§ PROBLEM TO WORK ON
Set out the stretch of items from the very beginning through the line containing "x-tick-label: 0 [84, 343, 95, 363]", both ends included, as a JSON list of strings with one string per line and blank lines omitted.
───── MATERIAL FOR THIS EXERCISE ─────
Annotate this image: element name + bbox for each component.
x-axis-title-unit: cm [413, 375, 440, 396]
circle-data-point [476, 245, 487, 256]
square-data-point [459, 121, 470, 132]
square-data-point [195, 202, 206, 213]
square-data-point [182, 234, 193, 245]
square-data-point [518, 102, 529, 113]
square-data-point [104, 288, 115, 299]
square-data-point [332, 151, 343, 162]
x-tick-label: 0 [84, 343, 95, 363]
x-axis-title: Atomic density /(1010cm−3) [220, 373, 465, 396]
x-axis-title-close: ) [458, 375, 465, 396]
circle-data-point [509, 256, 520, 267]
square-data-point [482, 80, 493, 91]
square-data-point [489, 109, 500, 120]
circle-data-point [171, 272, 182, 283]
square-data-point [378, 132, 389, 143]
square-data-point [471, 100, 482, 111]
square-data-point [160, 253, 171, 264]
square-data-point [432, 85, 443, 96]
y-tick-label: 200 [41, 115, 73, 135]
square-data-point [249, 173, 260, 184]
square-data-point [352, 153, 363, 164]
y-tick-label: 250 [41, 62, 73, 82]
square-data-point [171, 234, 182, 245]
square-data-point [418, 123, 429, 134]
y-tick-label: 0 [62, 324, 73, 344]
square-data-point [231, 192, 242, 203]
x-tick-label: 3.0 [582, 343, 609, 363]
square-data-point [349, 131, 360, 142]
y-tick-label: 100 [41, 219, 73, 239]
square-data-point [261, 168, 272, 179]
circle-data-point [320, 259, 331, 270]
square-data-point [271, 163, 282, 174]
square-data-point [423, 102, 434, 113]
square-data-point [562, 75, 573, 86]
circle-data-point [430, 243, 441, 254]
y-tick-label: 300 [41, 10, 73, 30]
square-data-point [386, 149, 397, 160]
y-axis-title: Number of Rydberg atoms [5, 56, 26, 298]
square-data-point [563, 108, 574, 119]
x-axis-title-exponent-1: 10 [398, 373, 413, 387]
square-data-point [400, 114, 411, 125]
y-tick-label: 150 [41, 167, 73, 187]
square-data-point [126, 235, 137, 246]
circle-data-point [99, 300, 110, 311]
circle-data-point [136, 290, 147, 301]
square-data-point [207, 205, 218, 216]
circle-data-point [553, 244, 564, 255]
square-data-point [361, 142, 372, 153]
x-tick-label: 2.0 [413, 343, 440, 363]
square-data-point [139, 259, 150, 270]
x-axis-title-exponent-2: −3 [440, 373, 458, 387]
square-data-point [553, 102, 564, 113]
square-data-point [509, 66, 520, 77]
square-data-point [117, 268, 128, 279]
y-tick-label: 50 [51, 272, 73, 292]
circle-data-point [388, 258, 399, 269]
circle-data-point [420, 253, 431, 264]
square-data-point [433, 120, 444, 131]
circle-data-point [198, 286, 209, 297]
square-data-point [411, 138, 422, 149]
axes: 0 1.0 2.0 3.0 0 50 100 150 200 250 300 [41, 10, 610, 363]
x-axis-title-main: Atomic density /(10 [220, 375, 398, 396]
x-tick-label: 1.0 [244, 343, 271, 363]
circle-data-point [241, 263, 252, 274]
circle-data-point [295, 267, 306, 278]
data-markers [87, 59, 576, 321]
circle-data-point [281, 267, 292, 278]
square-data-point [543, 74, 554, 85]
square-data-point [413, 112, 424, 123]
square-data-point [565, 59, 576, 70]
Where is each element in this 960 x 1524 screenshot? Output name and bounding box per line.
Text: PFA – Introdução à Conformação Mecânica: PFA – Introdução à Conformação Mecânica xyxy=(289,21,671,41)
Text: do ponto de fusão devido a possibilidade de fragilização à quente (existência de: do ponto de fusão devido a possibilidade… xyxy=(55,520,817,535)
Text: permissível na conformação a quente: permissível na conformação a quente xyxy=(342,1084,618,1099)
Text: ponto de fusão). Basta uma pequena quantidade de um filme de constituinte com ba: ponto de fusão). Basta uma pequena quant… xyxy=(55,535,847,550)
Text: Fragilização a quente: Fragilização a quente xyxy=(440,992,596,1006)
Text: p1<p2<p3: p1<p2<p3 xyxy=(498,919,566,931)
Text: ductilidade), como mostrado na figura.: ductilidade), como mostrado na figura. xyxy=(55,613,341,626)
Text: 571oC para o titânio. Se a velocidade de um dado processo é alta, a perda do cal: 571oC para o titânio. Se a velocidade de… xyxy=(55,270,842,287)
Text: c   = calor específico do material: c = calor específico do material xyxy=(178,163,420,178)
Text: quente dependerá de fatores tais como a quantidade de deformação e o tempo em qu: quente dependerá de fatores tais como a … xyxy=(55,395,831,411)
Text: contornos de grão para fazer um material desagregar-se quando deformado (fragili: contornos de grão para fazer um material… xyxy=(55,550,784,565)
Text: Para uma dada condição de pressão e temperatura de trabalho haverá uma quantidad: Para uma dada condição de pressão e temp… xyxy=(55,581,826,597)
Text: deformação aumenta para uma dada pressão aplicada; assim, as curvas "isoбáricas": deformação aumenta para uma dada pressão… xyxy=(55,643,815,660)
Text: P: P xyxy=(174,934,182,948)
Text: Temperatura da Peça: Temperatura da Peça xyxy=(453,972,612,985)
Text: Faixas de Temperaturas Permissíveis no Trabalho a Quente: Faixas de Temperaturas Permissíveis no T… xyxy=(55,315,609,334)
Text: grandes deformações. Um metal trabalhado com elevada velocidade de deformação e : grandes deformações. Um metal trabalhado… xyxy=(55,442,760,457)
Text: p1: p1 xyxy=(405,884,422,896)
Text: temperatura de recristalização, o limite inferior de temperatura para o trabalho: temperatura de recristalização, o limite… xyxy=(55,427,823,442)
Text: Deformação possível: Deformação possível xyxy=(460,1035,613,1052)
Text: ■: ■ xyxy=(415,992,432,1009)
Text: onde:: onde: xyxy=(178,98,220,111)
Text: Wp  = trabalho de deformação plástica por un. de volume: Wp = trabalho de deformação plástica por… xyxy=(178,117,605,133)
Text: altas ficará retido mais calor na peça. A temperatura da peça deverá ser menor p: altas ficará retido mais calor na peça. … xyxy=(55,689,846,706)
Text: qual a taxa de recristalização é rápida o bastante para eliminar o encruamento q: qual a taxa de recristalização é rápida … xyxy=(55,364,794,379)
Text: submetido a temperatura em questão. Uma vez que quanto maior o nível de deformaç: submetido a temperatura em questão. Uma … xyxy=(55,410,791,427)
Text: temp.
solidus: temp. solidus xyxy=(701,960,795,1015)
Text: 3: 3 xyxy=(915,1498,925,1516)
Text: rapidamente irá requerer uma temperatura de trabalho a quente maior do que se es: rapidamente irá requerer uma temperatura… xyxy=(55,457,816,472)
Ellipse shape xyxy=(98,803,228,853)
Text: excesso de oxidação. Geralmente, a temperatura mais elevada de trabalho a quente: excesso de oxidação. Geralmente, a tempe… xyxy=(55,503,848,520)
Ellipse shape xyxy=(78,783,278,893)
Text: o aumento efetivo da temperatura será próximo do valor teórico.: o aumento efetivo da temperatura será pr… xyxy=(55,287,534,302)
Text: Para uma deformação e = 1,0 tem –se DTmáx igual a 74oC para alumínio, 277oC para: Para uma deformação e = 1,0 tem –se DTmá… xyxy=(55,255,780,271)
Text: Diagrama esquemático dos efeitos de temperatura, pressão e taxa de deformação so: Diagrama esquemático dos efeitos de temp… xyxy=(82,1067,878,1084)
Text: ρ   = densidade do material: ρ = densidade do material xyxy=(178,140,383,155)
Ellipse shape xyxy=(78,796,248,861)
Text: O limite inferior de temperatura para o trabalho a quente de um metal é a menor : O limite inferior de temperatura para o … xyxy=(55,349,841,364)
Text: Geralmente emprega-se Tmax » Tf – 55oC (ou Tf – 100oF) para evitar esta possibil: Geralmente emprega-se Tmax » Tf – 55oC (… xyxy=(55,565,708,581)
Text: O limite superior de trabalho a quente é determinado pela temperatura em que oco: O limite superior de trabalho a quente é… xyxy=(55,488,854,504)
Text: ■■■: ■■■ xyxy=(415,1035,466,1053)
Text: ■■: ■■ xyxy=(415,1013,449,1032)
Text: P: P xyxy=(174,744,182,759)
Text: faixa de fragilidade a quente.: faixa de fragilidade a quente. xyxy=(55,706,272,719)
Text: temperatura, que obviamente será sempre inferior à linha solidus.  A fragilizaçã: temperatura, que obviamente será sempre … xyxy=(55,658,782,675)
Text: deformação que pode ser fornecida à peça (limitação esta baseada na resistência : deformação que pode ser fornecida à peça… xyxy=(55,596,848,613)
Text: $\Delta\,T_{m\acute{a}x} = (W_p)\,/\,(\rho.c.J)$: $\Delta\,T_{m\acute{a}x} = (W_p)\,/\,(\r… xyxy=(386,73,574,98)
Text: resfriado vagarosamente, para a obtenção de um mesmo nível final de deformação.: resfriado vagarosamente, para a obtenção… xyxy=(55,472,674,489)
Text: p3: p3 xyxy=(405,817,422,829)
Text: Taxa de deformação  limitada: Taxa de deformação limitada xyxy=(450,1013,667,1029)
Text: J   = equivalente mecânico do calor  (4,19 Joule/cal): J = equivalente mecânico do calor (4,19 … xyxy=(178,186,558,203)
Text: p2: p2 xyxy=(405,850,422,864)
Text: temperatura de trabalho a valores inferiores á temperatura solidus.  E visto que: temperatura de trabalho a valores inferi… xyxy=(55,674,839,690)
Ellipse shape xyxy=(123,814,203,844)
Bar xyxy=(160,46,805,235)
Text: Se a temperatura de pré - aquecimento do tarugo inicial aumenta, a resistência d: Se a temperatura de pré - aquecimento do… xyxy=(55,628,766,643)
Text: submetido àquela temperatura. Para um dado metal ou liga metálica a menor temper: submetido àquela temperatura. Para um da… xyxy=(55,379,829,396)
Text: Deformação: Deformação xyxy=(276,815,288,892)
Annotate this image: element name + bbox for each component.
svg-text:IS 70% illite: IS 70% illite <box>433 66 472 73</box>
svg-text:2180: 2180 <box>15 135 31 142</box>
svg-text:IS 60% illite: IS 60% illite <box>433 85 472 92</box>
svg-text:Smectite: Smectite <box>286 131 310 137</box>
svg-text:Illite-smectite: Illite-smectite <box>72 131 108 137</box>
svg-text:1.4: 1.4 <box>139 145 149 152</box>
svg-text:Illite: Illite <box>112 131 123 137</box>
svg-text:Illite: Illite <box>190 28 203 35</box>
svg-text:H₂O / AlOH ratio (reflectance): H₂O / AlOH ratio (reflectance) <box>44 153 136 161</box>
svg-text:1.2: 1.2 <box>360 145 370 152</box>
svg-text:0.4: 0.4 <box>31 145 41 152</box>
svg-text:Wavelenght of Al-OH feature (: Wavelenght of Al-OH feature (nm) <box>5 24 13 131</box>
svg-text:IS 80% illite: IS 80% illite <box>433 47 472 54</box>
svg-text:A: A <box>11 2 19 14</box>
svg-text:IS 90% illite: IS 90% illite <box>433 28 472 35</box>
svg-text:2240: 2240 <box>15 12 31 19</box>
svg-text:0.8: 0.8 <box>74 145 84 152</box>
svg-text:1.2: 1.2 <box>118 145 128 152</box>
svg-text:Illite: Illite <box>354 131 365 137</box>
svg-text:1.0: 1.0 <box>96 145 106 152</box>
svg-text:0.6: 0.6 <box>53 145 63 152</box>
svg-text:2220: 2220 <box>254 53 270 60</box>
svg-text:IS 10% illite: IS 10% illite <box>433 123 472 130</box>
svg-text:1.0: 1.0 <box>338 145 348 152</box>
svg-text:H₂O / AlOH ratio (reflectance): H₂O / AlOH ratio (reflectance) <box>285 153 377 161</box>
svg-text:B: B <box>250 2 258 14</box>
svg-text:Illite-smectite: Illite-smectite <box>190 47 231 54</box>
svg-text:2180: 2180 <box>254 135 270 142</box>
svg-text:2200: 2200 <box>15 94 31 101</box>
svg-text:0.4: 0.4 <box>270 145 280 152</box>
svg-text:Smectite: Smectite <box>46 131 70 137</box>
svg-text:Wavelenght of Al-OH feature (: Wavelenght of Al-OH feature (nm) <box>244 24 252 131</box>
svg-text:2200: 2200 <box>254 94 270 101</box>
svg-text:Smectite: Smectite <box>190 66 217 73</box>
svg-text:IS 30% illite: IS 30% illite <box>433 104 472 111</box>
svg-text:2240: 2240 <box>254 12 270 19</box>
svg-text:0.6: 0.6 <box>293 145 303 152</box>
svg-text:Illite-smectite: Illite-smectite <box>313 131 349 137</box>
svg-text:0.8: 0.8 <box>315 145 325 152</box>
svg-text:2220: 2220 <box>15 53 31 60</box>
─────
§ EXERCISE RESULT
[
  "Annotate this image: element name + bbox for each component.",
  "x-axis-title-unit: cm [413, 375, 440, 396]",
  "circle-data-point [476, 245, 487, 256]",
  "square-data-point [459, 121, 470, 132]",
  "square-data-point [195, 202, 206, 213]",
  "square-data-point [182, 234, 193, 245]",
  "square-data-point [518, 102, 529, 113]",
  "square-data-point [104, 288, 115, 299]",
  "square-data-point [332, 151, 343, 162]",
  "x-tick-label: 0 [84, 343, 95, 363]"
]